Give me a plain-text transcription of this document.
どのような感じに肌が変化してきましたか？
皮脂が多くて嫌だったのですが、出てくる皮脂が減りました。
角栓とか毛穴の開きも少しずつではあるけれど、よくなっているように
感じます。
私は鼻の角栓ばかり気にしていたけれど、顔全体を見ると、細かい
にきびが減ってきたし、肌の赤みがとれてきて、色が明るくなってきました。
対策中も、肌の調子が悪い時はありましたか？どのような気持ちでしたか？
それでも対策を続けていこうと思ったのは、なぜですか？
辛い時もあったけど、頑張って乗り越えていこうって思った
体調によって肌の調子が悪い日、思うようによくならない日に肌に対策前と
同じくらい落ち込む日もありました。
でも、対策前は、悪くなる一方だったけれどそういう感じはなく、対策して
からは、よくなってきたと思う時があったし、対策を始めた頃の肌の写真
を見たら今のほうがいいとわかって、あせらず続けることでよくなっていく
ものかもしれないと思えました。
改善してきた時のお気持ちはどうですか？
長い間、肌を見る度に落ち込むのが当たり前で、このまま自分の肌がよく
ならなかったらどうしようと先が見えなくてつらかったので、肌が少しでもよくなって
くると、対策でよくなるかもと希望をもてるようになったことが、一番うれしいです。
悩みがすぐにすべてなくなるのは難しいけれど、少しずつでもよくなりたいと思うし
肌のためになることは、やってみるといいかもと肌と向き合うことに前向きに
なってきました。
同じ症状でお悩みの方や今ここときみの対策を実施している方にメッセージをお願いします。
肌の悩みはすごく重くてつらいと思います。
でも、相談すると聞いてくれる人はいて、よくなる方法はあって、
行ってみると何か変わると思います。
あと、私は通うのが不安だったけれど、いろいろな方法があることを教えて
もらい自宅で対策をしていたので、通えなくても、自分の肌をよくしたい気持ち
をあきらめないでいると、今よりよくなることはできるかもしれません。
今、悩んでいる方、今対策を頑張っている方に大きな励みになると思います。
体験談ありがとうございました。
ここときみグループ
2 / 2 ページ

§ WHAT YOU ARE ASKED TO DO
Print the listing above in full, exactly as it is.

§ RESULT OF THE EXERCISE
Give me a plain-text transcription of this document.
どのような感じに肌が変化してきましたか？
皮脂が多くて嫌だったのですが、出てくる皮脂が減りました。
角栓とか毛穴の開きも少しずつではあるけれど、よくなっているように
感じます。
私は鼻の角栓ばかり気にしていたけれど、顔全体を見ると、細かい
にきびが減ってきたし、肌の赤みがとれてきて、色が明るくなってきました。
対策中も、肌の調子が悪い時はありましたか？どのような気持ちでしたか？
それでも対策を続けていこうと思ったのは、なぜですか？
辛い時もあったけど、頑張って乗り越えていこうって思った
体調によって肌の調子が悪い日、思うようによくならない日に肌に対策前と
同じくらい落ち込む日もありました。
でも、対策前は、悪くなる一方だったけれどそういう感じはなく、対策して
からは、よくなってきたと思う時があったし、対策を始めた頃の肌の写真
を見たら今のほうがいいとわかって、あせらず続けることでよくなっていく
ものかもしれないと思えました。
改善してきた時のお気持ちはどうですか？
長い間、肌を見る度に落ち込むのが当たり前で、このまま自分の肌がよく
ならなかったらどうしようと先が見えなくてつらかったので、肌が少しでもよくなって
くると、対策でよくなるかもと希望をもてるようになったことが、一番うれしいです。
悩みがすぐにすべてなくなるのは難しいけれど、少しずつでもよくなりたいと思うし
肌のためになることは、やってみるといいかもと肌と向き合うことに前向きに
なってきました。
同じ症状でお悩みの方や今ここときみの対策を実施している方にメッセージをお願いします。
肌の悩みはすごく重くてつらいと思います。
でも、相談すると聞いてくれる人はいて、よくなる方法はあって、
行ってみると何か変わると思います。
あと、私は通うのが不安だったけれど、いろいろな方法があることを教えて
もらい自宅で対策をしていたので、通えなくても、自分の肌をよくしたい気持ち
をあきらめないでいると、今よりよくなることはできるかもしれません。
今、悩んでいる方、今対策を頑張っている方に大きな励みになると思います。
体験談ありがとうございました。
ここときみグループ
2 / 2 ページ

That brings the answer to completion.